- **Problem**:
Set down each record below precisely, skipping the pictures.

- **Input data**:
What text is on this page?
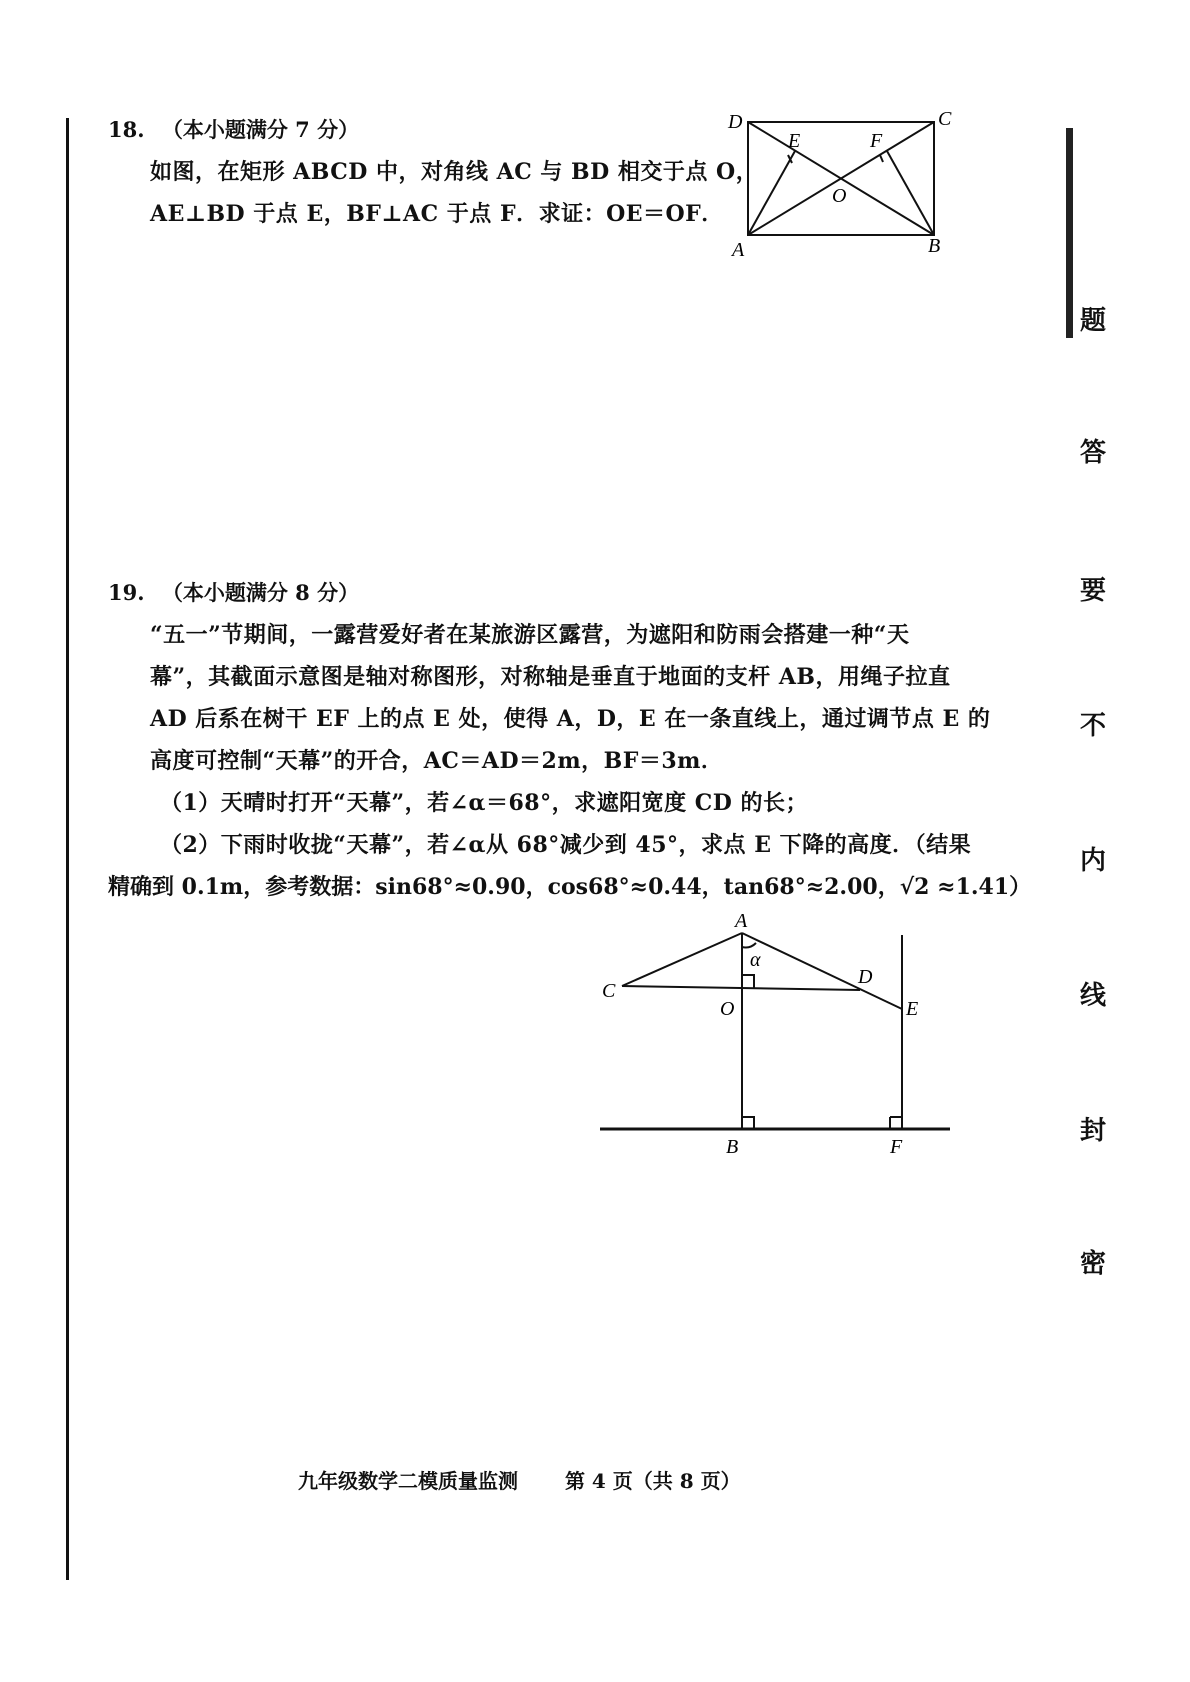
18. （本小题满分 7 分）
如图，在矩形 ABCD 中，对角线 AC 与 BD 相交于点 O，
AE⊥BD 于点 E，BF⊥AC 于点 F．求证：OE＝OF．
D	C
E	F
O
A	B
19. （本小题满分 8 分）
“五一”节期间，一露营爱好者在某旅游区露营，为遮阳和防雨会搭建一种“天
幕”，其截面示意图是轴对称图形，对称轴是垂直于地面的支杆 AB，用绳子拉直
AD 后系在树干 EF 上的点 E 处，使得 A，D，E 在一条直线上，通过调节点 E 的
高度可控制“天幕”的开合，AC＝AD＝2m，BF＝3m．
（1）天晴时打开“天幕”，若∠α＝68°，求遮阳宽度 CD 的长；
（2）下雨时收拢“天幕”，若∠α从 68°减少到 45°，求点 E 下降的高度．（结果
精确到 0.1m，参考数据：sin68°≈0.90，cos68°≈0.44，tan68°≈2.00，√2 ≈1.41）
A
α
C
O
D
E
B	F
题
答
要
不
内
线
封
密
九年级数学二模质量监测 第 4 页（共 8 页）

- **Task response**:
What text is on this page?
18. （本小题满分 7 分）
如图，在矩形 ABCD 中，对角线 AC 与 BD 相交于点 O，
AE⊥BD 于点 E，BF⊥AC 于点 F．求证：OE＝OF．
D	C
E	F
O
A	B
19. （本小题满分 8 分）
“五一”节期间，一露营爱好者在某旅游区露营，为遮阳和防雨会搭建一种“天
幕”，其截面示意图是轴对称图形，对称轴是垂直于地面的支杆 AB，用绳子拉直
AD 后系在树干 EF 上的点 E 处，使得 A，D，E 在一条直线上，通过调节点 E 的
高度可控制“天幕”的开合，AC＝AD＝2m，BF＝3m．
（1）天晴时打开“天幕”，若∠α＝68°，求遮阳宽度 CD 的长；
（2）下雨时收拢“天幕”，若∠α从 68°减少到 45°，求点 E 下降的高度．（结果
精确到 0.1m，参考数据：sin68°≈0.90，cos68°≈0.44，tan68°≈2.00，√2 ≈1.41）
A
α
C
O
D
E
B	F
题
答
要
不
内
线
封
密
九年级数学二模质量监测 第 4 页（共 8 页）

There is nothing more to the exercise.